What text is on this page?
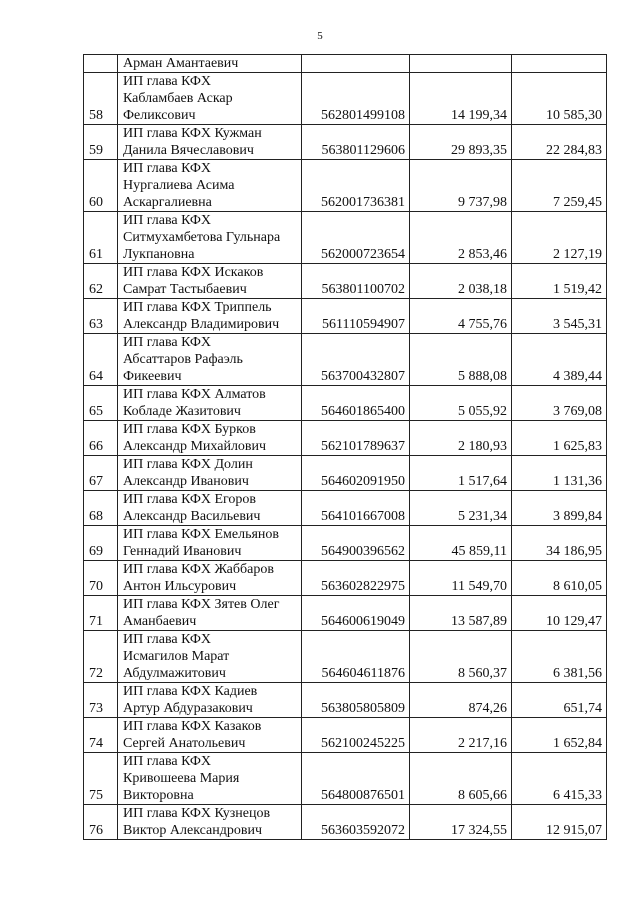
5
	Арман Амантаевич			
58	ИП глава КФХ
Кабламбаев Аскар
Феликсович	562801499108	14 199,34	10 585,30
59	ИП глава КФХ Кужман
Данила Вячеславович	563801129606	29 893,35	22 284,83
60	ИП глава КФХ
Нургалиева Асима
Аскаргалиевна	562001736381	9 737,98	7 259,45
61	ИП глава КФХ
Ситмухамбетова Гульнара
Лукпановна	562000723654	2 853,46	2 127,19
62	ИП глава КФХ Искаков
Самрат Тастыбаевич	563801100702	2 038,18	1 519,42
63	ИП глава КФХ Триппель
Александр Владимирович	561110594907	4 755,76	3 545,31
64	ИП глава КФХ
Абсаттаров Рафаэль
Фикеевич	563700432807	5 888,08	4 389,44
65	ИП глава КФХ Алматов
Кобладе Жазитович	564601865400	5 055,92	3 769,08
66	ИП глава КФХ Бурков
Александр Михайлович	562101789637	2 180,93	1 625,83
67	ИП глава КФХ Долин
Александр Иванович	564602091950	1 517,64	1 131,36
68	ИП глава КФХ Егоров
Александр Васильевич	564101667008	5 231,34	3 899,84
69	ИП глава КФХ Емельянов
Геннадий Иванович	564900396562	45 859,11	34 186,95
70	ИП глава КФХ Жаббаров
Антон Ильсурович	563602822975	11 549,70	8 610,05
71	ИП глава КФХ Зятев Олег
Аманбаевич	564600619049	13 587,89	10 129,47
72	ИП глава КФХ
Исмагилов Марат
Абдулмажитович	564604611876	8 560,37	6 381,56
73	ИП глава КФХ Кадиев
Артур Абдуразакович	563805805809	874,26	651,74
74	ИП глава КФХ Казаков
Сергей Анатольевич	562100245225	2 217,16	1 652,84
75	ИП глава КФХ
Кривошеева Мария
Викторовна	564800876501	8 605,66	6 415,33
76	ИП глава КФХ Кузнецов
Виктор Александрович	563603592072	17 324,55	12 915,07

▸ **Task prompt**: Copy the whole listing above word for word but do not carry over the pictures.

▸ **Answer below**:
What text is on this page?
5
	Арман Амантаевич			
58	ИП глава КФХ
Кабламбаев Аскар
Феликсович	562801499108	14 199,34	10 585,30
59	ИП глава КФХ Кужман
Данила Вячеславович	563801129606	29 893,35	22 284,83
60	ИП глава КФХ
Нургалиева Асима
Аскаргалиевна	562001736381	9 737,98	7 259,45
61	ИП глава КФХ
Ситмухамбетова Гульнара
Лукпановна	562000723654	2 853,46	2 127,19
62	ИП глава КФХ Искаков
Самрат Тастыбаевич	563801100702	2 038,18	1 519,42
63	ИП глава КФХ Триппель
Александр Владимирович	561110594907	4 755,76	3 545,31
64	ИП глава КФХ
Абсаттаров Рафаэль
Фикеевич	563700432807	5 888,08	4 389,44
65	ИП глава КФХ Алматов
Кобладе Жазитович	564601865400	5 055,92	3 769,08
66	ИП глава КФХ Бурков
Александр Михайлович	562101789637	2 180,93	1 625,83
67	ИП глава КФХ Долин
Александр Иванович	564602091950	1 517,64	1 131,36
68	ИП глава КФХ Егоров
Александр Васильевич	564101667008	5 231,34	3 899,84
69	ИП глава КФХ Емельянов
Геннадий Иванович	564900396562	45 859,11	34 186,95
70	ИП глава КФХ Жаббаров
Антон Ильсурович	563602822975	11 549,70	8 610,05
71	ИП глава КФХ Зятев Олег
Аманбаевич	564600619049	13 587,89	10 129,47
72	ИП глава КФХ
Исмагилов Марат
Абдулмажитович	564604611876	8 560,37	6 381,56
73	ИП глава КФХ Кадиев
Артур Абдуразакович	563805805809	874,26	651,74
74	ИП глава КФХ Казаков
Сергей Анатольевич	562100245225	2 217,16	1 652,84
75	ИП глава КФХ
Кривошеева Мария
Викторовна	564800876501	8 605,66	6 415,33
76	ИП глава КФХ Кузнецов
Виктор Александрович	563603592072	17 324,55	12 915,07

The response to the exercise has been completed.